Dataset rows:
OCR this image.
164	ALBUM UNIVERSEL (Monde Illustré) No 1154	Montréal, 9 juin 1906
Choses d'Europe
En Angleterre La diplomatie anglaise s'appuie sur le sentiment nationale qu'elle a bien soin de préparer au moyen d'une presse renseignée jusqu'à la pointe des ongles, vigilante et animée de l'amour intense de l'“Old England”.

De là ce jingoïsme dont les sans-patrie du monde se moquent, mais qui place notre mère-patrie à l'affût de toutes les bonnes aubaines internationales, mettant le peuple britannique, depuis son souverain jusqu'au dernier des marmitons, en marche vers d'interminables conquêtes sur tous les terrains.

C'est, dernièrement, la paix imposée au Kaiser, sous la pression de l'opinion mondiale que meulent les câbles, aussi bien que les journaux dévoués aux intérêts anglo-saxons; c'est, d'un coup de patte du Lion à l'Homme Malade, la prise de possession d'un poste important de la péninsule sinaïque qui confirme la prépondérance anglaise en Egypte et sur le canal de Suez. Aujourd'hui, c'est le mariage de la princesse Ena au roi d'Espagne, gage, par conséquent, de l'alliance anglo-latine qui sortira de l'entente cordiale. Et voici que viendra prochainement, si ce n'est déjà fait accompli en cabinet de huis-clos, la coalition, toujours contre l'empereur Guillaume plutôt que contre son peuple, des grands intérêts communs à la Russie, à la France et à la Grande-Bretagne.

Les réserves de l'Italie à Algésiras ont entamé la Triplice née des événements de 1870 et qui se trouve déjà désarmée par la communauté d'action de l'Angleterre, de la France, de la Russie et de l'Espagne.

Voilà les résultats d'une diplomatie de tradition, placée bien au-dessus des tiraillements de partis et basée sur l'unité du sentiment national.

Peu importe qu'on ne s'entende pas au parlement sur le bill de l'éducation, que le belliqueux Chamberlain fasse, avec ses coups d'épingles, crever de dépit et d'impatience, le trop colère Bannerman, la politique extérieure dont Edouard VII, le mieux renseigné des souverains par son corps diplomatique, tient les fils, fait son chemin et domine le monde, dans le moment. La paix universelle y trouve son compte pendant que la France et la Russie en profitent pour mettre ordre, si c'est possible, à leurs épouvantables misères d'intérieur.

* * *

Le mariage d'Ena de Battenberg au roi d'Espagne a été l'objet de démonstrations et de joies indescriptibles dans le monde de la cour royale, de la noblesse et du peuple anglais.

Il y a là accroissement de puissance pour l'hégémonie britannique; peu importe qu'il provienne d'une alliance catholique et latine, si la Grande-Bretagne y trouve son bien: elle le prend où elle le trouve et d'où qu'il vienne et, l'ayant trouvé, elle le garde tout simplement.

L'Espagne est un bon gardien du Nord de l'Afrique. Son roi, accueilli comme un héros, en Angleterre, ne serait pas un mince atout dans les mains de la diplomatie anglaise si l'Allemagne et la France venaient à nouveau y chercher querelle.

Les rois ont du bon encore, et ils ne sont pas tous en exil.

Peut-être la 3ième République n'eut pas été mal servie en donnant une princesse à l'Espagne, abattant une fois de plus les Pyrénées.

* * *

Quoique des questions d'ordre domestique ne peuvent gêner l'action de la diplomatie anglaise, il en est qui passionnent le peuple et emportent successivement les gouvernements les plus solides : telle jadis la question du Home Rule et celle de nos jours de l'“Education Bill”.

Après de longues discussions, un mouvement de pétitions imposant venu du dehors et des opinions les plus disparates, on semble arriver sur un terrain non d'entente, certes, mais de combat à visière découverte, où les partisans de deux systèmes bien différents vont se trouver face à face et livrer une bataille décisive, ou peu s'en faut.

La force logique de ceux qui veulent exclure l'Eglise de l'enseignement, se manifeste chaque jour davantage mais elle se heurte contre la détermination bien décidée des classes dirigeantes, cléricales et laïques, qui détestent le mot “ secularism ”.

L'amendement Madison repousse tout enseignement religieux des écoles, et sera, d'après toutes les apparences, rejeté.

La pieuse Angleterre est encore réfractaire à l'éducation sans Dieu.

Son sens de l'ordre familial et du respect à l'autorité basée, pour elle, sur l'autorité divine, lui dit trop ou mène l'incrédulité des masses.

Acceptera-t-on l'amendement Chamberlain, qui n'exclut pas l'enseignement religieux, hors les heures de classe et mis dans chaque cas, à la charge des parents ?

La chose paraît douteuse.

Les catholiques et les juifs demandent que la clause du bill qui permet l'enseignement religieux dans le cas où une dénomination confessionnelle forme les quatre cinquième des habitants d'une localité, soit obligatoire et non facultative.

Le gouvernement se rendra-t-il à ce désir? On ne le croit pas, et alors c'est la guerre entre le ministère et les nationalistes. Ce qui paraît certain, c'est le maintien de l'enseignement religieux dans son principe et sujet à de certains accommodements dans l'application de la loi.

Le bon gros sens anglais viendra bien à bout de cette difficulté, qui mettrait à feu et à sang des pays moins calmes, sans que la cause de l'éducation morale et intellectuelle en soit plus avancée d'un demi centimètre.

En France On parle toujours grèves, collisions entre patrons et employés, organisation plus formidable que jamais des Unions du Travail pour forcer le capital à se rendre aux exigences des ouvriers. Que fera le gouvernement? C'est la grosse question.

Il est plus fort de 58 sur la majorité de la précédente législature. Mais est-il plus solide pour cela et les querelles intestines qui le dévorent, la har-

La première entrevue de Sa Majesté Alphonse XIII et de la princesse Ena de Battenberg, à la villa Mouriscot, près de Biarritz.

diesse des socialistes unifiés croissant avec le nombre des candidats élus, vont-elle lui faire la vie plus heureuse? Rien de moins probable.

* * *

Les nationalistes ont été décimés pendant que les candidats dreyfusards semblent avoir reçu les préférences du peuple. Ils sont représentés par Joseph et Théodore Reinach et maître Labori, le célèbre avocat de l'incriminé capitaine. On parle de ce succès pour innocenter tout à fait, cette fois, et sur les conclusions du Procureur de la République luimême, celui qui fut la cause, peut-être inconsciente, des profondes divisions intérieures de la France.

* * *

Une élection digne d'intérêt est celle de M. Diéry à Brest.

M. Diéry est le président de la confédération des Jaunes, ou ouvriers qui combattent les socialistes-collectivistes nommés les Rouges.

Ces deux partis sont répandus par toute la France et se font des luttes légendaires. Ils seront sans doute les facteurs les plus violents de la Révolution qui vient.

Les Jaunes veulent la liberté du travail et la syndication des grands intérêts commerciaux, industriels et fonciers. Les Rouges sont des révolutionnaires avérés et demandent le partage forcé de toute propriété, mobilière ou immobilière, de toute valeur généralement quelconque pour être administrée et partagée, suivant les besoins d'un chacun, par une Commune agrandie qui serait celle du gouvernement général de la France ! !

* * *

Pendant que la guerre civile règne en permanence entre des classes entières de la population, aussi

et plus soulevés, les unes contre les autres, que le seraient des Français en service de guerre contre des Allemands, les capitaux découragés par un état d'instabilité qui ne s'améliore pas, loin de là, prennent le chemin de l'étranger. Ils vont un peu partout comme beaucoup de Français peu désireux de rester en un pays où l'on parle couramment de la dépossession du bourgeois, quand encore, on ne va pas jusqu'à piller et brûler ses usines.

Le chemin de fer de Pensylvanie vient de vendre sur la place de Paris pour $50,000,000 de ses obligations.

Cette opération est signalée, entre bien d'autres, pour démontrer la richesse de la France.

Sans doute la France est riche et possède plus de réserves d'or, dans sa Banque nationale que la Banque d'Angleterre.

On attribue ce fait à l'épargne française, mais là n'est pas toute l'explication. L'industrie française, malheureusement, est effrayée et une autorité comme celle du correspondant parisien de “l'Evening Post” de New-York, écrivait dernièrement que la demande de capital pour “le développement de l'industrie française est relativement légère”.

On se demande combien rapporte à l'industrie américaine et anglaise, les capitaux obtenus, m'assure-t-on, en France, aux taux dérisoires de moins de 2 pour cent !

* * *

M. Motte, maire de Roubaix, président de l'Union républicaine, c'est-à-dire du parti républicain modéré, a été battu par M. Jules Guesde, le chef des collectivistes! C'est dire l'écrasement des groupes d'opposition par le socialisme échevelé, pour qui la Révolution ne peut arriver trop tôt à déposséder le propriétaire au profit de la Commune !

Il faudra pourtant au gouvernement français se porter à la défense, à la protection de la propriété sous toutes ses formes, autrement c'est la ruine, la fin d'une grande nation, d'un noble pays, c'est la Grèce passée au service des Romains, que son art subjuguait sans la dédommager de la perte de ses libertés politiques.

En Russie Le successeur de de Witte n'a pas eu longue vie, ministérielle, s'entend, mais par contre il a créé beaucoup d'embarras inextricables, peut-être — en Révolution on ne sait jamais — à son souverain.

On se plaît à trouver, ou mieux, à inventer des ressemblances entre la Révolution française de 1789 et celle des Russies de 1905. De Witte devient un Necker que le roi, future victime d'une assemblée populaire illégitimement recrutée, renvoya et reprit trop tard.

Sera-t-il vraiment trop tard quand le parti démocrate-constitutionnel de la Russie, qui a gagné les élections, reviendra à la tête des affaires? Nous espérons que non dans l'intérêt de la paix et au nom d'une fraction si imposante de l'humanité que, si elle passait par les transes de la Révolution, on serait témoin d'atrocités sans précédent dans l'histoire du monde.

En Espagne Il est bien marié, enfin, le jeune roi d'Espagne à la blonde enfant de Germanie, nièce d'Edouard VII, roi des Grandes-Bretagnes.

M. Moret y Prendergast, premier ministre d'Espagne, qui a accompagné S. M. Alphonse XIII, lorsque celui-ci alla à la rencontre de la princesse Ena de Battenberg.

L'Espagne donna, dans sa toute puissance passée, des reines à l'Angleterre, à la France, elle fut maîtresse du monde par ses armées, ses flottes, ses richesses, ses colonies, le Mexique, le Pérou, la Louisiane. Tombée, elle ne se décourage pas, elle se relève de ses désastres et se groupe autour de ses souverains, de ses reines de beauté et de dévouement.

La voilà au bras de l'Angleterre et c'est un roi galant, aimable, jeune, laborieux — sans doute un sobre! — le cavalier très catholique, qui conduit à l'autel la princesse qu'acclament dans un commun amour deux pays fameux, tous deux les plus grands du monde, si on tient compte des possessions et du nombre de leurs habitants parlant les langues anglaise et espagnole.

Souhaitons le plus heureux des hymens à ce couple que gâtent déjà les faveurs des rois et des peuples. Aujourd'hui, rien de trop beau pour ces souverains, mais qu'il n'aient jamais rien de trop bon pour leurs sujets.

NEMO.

_WORK INSTRUCTIONS_
Show all lines from the data above in which the word "sens" appears.

_TASK SOLUTION_
Son sens de l'ordre familial et du respect à l'autorité basée, pour elle, sur l'autorité divine, lui dit trop ou mène l'incrédulité des masses.
Le bon gros sens anglais viendra bien à bout de cette difficulté, qui mettrait à feu et à sang des pays moins calmes, sans que la cause de l'éducation morale et intellectuelle en soit plus avancée d'un demi centimètre.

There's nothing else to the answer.